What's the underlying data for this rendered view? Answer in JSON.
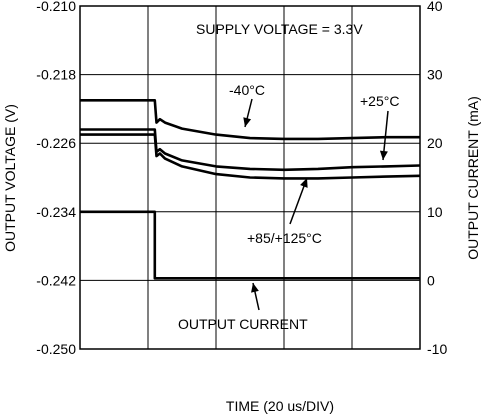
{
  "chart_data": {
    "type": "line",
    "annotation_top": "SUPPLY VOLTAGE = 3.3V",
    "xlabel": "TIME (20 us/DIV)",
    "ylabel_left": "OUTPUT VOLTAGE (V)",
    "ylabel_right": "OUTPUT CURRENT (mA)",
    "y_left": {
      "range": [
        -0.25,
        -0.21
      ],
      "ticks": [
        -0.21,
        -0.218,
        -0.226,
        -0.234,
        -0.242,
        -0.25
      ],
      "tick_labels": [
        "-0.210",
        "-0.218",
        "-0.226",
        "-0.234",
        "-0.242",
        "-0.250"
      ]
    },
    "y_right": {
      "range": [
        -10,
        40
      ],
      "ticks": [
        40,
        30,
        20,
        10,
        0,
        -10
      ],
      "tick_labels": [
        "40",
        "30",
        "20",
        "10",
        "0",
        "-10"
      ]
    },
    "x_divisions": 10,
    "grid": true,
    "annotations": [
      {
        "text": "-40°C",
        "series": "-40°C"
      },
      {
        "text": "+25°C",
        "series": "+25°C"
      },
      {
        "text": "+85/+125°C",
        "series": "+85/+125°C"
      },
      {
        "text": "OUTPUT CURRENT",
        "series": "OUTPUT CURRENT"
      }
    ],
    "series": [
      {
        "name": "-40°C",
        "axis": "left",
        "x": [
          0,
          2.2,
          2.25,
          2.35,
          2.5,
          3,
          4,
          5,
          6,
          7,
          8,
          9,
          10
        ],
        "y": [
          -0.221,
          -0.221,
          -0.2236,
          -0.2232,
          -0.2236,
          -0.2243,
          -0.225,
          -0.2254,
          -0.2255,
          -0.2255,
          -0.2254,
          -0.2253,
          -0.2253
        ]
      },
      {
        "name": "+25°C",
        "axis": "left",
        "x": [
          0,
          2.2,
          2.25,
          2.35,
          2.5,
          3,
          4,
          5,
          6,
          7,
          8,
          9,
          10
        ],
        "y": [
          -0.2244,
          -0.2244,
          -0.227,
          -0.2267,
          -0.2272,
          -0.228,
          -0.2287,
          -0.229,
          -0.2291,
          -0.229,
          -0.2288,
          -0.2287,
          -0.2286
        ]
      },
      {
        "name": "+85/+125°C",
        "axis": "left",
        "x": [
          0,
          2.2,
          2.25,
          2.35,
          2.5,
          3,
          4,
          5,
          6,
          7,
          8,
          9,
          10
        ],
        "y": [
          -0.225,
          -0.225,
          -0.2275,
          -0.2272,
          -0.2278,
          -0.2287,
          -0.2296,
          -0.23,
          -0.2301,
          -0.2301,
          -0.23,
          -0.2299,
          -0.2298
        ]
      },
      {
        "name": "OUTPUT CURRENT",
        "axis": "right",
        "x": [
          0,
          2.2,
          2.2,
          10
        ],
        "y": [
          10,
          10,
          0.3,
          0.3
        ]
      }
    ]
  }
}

....

→ Given problem: Copy out all lines from the material above that contain the string "OUTPUT".

→ Finished answer:
    "ylabel_left": "OUTPUT VOLTAGE (V)",
    "ylabel_right": "OUTPUT CURRENT (mA)",
        "text": "OUTPUT CURRENT",
        "series": "OUTPUT CURRENT"
        "name": "OUTPUT CURRENT",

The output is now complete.